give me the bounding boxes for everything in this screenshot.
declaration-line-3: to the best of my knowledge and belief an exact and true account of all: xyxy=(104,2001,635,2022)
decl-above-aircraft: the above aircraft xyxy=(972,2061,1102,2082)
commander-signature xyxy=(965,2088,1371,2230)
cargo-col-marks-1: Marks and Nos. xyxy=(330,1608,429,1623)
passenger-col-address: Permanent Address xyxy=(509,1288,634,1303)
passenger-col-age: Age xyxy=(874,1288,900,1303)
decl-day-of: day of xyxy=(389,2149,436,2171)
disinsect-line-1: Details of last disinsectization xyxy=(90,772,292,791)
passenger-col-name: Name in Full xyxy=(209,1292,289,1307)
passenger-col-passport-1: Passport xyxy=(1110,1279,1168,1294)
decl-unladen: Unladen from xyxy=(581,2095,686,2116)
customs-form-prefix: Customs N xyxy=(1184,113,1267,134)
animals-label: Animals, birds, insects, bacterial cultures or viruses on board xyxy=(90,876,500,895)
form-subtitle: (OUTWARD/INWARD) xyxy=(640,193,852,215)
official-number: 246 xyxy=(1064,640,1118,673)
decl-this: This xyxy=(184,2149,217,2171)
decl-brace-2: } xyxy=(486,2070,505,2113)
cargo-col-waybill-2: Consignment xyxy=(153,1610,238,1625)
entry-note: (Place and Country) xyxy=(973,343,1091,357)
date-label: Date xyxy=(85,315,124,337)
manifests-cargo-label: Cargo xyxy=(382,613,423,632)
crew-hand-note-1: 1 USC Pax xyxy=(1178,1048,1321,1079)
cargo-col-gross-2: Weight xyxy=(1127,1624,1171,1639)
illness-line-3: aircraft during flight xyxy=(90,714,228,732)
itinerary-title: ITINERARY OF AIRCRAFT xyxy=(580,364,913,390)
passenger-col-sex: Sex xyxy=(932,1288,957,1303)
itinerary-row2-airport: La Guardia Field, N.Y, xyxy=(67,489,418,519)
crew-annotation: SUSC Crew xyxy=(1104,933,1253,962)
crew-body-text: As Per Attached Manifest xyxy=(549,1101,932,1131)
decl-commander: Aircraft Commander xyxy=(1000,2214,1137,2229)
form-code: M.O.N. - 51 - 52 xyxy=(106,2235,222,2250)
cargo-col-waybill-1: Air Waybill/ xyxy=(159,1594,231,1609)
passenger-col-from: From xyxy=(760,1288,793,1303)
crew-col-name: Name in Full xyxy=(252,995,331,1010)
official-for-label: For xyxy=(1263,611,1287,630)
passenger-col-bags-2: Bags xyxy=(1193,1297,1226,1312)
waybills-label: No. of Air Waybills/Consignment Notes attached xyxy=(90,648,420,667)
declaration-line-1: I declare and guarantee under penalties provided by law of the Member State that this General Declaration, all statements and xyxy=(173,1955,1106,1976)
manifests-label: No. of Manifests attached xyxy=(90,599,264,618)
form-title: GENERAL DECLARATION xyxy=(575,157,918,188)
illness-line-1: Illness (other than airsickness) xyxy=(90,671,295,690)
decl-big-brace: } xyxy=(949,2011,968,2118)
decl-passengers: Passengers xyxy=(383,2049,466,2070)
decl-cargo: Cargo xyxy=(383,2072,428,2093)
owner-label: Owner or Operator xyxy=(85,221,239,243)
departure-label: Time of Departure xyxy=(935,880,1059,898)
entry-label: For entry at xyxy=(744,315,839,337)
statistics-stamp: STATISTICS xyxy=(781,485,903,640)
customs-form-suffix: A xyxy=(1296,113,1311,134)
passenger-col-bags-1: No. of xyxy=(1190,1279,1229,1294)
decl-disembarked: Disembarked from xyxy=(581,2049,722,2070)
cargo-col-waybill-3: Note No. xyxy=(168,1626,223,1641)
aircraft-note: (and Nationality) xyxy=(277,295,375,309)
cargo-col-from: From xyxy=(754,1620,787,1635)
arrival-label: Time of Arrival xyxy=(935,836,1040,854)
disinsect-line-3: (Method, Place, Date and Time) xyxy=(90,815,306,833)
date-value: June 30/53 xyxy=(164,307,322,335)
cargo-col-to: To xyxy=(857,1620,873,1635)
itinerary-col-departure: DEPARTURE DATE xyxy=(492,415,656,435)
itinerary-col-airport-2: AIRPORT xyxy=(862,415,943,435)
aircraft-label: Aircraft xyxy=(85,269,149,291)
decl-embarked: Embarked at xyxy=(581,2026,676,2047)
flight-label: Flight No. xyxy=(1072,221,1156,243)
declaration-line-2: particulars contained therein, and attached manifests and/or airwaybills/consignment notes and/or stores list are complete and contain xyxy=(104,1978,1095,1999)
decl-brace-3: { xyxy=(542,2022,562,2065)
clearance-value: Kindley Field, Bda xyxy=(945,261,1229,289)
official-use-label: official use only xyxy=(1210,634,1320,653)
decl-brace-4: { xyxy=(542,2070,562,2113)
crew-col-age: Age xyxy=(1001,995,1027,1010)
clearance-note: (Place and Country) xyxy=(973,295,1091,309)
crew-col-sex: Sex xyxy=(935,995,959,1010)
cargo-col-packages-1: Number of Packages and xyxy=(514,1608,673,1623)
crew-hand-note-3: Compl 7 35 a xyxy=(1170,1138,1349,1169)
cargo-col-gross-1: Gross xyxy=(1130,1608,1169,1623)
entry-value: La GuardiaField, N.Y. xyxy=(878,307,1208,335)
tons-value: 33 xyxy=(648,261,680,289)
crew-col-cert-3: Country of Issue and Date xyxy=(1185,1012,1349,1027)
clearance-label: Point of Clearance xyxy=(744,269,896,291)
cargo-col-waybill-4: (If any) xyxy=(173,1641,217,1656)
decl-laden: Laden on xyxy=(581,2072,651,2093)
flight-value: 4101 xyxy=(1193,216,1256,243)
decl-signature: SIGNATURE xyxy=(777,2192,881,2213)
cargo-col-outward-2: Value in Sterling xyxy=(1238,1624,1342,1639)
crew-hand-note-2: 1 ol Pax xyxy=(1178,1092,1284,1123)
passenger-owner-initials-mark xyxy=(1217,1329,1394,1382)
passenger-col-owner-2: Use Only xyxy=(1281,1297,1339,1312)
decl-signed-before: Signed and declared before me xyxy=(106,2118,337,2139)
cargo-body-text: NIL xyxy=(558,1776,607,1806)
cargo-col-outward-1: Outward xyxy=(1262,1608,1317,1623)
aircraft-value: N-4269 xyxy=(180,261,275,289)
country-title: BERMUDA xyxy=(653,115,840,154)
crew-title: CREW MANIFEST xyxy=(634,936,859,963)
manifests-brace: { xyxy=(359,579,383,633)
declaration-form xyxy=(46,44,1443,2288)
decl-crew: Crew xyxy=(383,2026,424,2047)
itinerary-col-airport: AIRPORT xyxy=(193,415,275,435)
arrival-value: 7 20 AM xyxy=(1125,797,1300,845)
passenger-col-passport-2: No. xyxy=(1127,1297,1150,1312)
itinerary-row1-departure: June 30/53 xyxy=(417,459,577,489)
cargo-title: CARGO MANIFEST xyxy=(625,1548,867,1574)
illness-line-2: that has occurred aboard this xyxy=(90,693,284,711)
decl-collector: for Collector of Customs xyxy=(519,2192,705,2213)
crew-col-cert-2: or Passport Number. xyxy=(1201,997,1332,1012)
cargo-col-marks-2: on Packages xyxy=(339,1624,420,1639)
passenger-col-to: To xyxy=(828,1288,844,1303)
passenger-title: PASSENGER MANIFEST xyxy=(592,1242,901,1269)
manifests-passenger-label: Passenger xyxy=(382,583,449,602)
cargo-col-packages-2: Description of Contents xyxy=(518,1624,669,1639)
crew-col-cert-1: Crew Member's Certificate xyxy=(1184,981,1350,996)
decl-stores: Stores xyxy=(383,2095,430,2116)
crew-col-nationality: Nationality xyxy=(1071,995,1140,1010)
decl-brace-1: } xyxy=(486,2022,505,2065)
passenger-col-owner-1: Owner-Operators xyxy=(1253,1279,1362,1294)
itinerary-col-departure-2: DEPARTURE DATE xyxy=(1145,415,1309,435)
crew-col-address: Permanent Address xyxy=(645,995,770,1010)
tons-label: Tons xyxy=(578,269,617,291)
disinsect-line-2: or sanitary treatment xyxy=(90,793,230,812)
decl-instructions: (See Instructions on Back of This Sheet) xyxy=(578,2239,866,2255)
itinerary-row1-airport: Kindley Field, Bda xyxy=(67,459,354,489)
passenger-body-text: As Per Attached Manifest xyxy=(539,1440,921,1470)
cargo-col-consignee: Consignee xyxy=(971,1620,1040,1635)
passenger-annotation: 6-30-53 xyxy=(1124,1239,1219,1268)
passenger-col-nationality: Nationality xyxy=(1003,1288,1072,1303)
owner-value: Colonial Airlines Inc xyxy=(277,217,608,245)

▸ PROBLEM
Each line above that contains "tons" must be copied out.

▸ SOLUTION TO THIS EXERCISE
tons-value: 33 xyxy=(648,261,680,289)
tons-label: Tons xyxy=(578,269,617,291)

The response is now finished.